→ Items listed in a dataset
## Start
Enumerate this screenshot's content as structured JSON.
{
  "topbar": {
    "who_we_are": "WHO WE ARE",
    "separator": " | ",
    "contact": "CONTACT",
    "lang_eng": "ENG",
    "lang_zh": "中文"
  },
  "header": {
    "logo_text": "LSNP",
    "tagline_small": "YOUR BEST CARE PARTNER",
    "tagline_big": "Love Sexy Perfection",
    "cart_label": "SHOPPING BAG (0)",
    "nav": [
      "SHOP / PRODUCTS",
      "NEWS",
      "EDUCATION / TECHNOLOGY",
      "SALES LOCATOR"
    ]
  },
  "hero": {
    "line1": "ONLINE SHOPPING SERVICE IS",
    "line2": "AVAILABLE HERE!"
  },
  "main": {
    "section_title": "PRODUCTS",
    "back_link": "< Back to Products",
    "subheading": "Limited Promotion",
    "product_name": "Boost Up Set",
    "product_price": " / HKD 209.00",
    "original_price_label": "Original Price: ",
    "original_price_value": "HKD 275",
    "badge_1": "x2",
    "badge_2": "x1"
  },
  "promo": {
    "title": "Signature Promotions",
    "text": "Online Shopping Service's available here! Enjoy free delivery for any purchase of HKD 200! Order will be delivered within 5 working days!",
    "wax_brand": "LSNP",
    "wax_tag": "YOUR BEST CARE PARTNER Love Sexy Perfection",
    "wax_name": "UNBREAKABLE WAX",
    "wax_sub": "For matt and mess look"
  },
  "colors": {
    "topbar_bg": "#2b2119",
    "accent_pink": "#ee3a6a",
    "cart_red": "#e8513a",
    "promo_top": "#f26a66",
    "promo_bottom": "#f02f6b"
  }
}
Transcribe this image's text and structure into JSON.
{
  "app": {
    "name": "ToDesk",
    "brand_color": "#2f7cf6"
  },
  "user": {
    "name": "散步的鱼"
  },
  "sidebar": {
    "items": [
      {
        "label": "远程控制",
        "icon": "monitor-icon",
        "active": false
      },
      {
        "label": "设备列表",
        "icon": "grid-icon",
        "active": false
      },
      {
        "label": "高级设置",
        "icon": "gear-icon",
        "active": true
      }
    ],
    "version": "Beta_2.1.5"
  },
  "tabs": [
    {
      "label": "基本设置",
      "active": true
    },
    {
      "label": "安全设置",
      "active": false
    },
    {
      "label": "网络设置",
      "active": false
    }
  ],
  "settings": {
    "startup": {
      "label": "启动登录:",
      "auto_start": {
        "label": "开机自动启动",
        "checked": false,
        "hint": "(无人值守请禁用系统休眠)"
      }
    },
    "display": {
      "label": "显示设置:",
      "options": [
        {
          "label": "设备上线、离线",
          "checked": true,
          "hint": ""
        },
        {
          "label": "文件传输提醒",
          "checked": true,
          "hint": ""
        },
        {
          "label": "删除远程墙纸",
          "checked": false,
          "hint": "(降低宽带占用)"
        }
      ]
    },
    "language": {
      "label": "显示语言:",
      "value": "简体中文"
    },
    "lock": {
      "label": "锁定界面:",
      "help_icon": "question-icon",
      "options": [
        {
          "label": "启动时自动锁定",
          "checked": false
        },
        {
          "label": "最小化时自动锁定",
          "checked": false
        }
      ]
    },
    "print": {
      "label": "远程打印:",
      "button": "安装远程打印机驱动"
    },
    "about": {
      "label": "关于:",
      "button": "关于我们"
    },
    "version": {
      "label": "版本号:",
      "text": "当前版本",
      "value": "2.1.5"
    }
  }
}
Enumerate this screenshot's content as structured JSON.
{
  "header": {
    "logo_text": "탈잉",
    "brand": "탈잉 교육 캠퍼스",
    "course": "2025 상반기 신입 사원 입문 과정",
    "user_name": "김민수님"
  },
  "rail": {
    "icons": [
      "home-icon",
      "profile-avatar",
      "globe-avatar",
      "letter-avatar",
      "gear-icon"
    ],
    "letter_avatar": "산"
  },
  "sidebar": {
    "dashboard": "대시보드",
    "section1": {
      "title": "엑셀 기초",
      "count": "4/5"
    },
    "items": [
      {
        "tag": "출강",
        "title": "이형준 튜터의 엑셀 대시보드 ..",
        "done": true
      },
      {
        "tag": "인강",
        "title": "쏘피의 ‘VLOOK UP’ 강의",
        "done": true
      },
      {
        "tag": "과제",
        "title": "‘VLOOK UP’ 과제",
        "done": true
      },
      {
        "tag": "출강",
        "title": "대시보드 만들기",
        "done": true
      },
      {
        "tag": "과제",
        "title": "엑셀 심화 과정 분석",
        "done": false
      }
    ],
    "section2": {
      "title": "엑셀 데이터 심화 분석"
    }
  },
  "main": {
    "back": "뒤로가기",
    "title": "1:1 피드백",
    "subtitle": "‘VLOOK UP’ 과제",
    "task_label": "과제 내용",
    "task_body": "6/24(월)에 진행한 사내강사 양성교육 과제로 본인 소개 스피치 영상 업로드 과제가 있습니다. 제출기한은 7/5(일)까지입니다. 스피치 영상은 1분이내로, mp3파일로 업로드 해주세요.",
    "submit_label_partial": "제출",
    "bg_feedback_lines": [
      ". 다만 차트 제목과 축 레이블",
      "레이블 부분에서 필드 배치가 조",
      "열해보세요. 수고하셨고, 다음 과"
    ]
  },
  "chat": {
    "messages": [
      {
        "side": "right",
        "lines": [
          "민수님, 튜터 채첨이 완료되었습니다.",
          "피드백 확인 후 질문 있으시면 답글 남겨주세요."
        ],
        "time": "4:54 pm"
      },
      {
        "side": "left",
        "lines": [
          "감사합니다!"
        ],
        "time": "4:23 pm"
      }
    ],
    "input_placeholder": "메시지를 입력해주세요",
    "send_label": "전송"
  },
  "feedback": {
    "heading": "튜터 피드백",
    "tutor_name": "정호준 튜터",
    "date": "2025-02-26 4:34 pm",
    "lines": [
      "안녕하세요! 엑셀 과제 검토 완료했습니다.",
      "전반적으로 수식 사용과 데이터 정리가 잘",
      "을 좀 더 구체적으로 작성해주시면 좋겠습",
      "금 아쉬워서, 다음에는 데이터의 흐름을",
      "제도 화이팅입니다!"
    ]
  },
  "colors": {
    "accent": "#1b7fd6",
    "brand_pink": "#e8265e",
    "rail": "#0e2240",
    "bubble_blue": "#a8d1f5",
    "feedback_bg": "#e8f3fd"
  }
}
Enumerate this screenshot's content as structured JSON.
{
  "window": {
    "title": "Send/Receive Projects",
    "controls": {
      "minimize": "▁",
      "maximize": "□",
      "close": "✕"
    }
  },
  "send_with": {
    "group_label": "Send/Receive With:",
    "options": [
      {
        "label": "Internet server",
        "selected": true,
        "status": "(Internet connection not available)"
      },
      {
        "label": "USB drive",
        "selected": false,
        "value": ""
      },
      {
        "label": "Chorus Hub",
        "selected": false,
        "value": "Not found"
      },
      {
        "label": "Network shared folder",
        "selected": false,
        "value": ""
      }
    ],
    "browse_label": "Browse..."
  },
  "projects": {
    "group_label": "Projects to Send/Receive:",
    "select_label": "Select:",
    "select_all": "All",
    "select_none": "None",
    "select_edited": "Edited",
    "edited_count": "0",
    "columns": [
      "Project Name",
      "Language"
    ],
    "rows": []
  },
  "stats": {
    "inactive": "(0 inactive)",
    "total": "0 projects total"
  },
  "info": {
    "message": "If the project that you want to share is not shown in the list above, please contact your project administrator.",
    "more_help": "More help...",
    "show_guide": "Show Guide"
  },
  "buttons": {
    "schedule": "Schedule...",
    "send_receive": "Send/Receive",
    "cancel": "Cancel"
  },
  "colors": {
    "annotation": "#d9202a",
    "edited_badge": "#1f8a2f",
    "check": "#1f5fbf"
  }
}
## End
→ EXERCISE DESCRIPTION
Identify all lines in the records above with the word "대시보드".

→ EXPECTED ANSWER
    "dashboard": "대시보드",
        "title": "이형준 튜터의 엑셀 대시보드 ..",
        "title": "대시보드 만들기",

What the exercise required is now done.